_Exercise task_. Copy the lines below unchanged, starting with the line that contains "top-table-cell: 养鸡业 [116, 91, 206, 122]" and going on through the line that contains "bar-row: 泰妙菌素0. 07 [307, 717, 766, 747]", with both of those lines included.

_Data_.
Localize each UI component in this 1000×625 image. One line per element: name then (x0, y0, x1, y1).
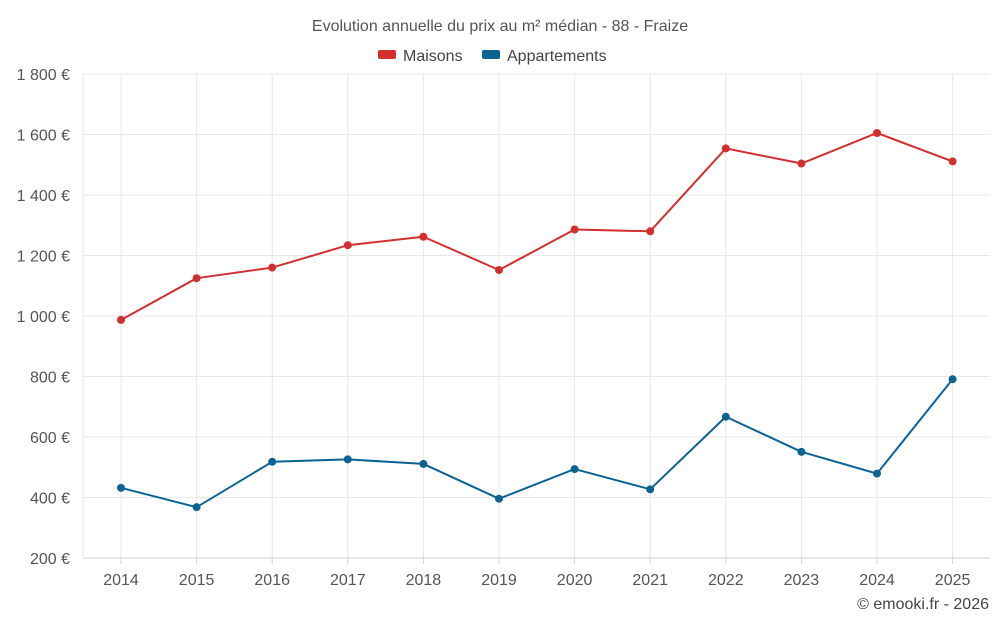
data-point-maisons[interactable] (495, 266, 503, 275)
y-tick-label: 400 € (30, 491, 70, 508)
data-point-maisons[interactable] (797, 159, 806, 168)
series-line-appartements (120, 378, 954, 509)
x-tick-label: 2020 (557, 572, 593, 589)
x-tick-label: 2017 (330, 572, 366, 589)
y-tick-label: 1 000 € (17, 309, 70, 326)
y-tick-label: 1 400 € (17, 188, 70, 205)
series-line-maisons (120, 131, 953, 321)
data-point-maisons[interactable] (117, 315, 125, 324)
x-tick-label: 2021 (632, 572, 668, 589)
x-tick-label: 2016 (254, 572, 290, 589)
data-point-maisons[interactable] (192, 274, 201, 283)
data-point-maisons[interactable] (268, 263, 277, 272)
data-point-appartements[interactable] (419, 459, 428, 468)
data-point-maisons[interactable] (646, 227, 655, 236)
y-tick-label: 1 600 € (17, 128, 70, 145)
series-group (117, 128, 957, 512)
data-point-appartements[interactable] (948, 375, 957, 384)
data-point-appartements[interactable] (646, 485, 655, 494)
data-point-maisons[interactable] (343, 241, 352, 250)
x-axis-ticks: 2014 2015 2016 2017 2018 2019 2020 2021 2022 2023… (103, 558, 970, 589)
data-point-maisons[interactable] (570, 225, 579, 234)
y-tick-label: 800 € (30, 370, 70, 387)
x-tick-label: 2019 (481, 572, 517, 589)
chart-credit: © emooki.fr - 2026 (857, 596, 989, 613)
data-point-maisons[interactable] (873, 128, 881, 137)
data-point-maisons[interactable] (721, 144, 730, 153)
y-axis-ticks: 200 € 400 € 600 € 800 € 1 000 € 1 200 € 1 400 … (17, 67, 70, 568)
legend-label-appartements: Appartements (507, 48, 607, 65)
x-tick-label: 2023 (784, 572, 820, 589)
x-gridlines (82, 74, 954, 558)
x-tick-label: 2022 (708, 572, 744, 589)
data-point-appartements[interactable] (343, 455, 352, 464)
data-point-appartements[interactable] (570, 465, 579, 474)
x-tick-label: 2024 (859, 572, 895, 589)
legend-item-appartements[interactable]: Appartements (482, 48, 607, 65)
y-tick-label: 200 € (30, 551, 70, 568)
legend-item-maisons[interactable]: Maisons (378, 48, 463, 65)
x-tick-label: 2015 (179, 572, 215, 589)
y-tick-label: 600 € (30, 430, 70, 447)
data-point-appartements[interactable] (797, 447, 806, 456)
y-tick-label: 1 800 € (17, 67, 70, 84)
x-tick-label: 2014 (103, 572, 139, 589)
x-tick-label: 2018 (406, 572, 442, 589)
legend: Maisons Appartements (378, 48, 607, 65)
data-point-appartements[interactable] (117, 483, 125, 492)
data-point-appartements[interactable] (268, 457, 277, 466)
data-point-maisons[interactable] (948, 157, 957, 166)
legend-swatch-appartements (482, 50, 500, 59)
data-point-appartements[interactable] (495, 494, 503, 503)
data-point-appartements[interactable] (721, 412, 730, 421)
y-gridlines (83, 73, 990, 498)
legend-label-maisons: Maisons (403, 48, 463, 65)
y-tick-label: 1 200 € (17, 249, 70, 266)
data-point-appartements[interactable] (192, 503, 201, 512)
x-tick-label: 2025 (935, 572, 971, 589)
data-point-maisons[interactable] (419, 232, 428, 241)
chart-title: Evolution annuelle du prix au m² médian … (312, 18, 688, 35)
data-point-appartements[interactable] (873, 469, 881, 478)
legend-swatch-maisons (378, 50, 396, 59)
...
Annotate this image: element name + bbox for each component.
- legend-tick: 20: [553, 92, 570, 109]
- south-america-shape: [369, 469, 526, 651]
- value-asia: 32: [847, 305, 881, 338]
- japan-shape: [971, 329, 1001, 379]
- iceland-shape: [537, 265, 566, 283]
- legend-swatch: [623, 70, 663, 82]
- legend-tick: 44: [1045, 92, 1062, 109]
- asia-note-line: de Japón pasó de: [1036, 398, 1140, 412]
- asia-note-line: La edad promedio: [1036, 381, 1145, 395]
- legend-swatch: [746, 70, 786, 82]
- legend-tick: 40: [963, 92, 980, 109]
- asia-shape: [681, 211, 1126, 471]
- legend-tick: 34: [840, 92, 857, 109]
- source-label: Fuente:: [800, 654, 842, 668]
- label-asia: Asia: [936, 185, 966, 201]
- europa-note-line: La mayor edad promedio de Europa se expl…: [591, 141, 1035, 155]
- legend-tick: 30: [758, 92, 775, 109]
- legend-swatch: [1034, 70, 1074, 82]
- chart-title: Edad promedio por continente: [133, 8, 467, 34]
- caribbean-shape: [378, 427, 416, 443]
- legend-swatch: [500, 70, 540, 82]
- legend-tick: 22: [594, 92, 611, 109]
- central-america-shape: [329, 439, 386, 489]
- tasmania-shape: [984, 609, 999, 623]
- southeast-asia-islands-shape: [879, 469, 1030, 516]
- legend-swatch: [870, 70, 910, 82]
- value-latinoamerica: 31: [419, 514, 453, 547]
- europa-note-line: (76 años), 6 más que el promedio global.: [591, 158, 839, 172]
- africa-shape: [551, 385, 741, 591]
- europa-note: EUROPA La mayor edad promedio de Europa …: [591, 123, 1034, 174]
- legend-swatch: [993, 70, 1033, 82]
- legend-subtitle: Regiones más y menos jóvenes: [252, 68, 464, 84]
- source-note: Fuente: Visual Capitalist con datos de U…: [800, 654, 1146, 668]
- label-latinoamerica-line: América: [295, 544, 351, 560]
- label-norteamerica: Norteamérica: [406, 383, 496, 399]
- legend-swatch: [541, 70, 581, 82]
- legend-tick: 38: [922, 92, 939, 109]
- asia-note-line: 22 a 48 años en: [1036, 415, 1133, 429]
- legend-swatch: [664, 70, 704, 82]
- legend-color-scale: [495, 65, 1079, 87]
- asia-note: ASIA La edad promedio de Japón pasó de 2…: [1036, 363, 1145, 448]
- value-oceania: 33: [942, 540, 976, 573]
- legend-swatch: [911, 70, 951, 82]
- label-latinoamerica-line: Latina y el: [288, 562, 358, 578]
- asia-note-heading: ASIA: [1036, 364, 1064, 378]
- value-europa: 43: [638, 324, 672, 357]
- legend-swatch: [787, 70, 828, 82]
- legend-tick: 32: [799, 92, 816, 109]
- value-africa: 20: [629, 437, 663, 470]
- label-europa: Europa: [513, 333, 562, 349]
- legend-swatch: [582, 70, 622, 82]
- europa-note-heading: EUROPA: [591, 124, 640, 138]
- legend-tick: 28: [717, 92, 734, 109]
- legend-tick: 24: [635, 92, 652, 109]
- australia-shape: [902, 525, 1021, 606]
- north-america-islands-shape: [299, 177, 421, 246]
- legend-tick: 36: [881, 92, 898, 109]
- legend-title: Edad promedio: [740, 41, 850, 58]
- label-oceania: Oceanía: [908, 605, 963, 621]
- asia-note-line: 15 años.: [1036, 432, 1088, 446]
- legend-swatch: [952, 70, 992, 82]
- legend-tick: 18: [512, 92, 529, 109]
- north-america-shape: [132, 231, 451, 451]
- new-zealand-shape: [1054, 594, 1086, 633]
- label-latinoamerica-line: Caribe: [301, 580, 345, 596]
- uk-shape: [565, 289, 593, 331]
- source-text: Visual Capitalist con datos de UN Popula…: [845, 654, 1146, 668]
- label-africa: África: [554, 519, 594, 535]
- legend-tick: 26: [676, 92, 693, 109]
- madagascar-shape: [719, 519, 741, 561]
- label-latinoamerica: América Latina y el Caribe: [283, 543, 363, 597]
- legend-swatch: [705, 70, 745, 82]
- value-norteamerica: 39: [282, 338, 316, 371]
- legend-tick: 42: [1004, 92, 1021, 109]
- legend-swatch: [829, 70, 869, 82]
---
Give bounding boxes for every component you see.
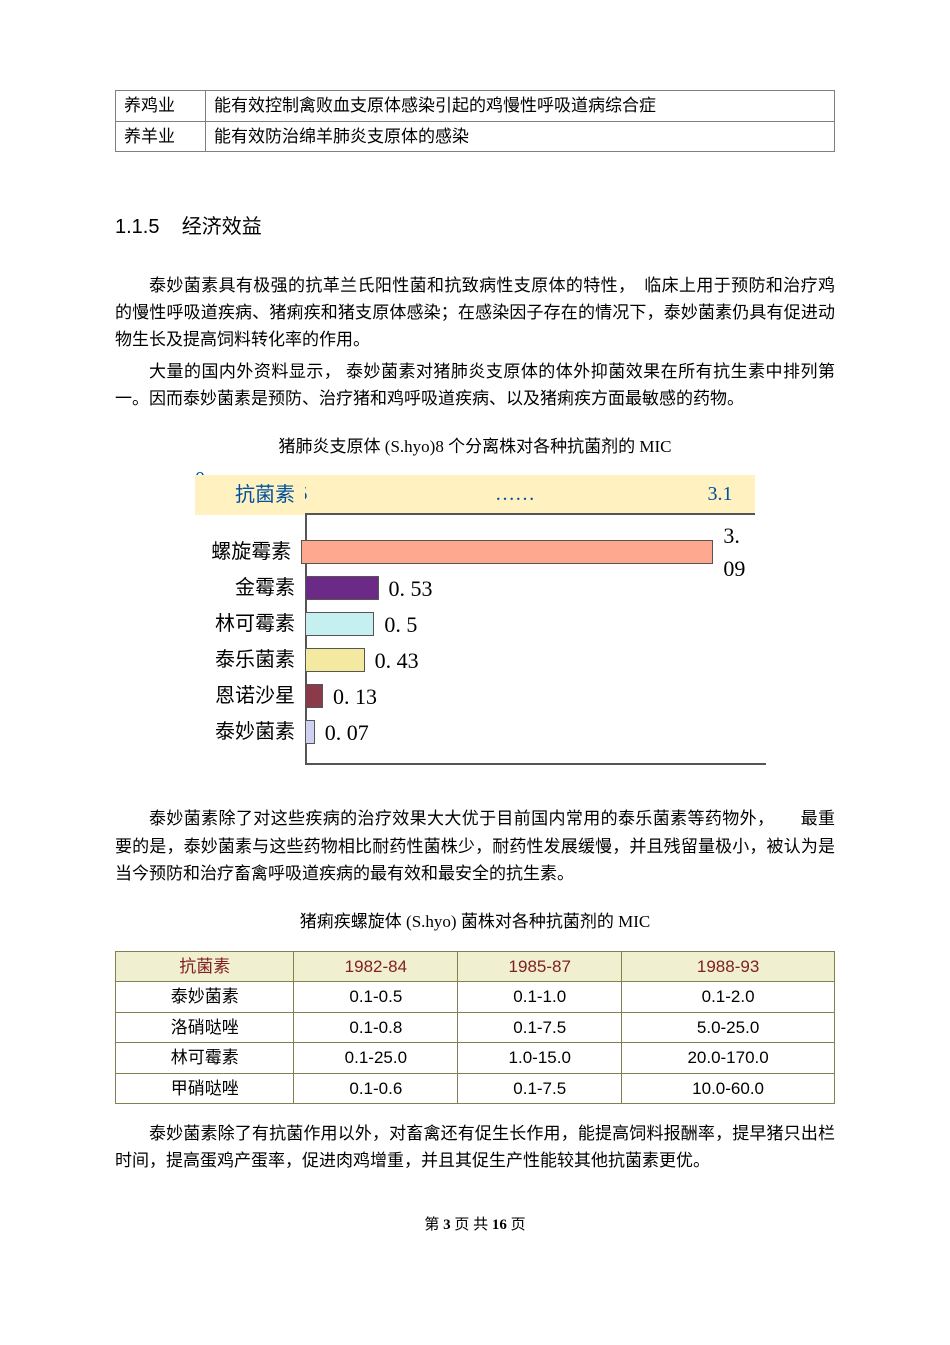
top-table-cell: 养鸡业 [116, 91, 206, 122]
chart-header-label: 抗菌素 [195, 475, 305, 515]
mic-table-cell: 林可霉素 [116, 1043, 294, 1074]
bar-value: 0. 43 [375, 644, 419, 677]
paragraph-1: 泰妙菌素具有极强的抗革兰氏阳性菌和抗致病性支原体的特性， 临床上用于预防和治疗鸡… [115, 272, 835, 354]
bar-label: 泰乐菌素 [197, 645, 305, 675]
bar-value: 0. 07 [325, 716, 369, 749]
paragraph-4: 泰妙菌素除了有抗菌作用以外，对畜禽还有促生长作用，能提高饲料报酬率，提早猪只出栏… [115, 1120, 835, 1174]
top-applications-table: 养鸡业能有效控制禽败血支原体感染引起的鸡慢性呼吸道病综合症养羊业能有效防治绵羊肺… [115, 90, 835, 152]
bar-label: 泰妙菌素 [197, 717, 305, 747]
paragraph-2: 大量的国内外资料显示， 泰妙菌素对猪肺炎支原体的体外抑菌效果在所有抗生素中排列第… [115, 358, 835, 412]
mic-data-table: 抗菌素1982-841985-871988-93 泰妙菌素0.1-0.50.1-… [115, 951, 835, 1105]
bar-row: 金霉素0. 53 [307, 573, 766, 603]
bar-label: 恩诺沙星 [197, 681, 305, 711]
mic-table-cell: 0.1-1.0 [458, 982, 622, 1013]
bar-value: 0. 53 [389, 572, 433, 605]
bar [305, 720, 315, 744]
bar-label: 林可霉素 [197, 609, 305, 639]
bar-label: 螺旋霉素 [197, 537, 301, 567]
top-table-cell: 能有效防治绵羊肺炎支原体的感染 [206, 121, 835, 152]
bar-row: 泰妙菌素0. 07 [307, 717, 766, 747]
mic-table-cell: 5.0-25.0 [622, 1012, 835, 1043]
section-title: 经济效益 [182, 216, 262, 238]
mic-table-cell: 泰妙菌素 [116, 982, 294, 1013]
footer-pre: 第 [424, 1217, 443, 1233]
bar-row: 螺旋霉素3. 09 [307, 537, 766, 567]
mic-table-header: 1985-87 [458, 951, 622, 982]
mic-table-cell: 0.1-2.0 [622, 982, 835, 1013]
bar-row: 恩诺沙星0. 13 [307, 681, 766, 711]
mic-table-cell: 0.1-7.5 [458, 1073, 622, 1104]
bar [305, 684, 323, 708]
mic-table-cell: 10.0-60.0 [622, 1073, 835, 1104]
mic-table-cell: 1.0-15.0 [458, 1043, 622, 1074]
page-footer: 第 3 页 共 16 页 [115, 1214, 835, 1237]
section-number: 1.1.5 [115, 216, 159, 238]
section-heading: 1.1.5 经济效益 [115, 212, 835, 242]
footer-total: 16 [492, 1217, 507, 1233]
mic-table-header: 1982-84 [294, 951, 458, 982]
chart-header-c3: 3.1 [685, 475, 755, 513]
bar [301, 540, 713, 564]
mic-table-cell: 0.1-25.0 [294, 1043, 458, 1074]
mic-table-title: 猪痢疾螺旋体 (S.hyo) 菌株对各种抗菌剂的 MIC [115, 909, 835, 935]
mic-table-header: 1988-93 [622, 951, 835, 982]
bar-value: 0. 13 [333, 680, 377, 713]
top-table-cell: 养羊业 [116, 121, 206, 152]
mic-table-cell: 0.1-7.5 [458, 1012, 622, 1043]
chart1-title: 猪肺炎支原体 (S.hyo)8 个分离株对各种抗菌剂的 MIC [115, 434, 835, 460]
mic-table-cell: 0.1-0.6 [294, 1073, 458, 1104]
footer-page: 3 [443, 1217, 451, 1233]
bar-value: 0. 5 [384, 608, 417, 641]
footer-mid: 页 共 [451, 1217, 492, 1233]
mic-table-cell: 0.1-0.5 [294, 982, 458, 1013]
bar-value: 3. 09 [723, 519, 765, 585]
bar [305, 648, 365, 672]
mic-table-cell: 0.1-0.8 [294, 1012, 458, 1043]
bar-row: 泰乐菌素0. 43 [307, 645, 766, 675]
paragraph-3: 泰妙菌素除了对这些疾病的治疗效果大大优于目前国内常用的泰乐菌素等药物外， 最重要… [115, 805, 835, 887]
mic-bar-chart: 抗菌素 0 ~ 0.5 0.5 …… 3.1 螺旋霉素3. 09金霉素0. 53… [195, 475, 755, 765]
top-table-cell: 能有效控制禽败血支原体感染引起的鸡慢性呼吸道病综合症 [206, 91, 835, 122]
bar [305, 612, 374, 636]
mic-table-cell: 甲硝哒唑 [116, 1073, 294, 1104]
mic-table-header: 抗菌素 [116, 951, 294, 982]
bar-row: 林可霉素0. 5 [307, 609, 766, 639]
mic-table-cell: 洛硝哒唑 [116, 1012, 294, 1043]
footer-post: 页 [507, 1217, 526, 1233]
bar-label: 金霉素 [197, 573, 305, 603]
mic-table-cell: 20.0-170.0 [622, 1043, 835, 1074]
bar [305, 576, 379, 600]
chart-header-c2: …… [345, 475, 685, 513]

_Solution to the problem_.
top-table-cell: 养鸡业 [116, 91, 206, 122]
chart-header-label: 抗菌素 [195, 475, 305, 515]
mic-table-cell: 林可霉素 [116, 1043, 294, 1074]
bar-value: 0. 43 [375, 644, 419, 677]
paragraph-1: 泰妙菌素具有极强的抗革兰氏阳性菌和抗致病性支原体的特性， 临床上用于预防和治疗鸡… [115, 272, 835, 354]
bar-label: 泰乐菌素 [197, 645, 305, 675]
bar-value: 0. 07 [325, 716, 369, 749]
paragraph-4: 泰妙菌素除了有抗菌作用以外，对畜禽还有促生长作用，能提高饲料报酬率，提早猪只出栏… [115, 1120, 835, 1174]
top-applications-table: 养鸡业能有效控制禽败血支原体感染引起的鸡慢性呼吸道病综合症养羊业能有效防治绵羊肺… [115, 90, 835, 152]
bar-label: 泰妙菌素 [197, 717, 305, 747]
paragraph-2: 大量的国内外资料显示， 泰妙菌素对猪肺炎支原体的体外抑菌效果在所有抗生素中排列第… [115, 358, 835, 412]
mic-data-table: 抗菌素1982-841985-871988-93 泰妙菌素0.1-0.50.1-… [115, 951, 835, 1105]
bar-row: 金霉素0. 53 [307, 573, 766, 603]
bar-label: 恩诺沙星 [197, 681, 305, 711]
mic-table-cell: 0.1-1.0 [458, 982, 622, 1013]
bar-value: 0. 53 [389, 572, 433, 605]
bar [305, 720, 315, 744]
bar-label: 林可霉素 [197, 609, 305, 639]
bar-label: 螺旋霉素 [197, 537, 301, 567]
top-table-cell: 能有效防治绵羊肺炎支原体的感染 [206, 121, 835, 152]
bar-row: 泰妙菌素0. 07 [307, 717, 766, 747]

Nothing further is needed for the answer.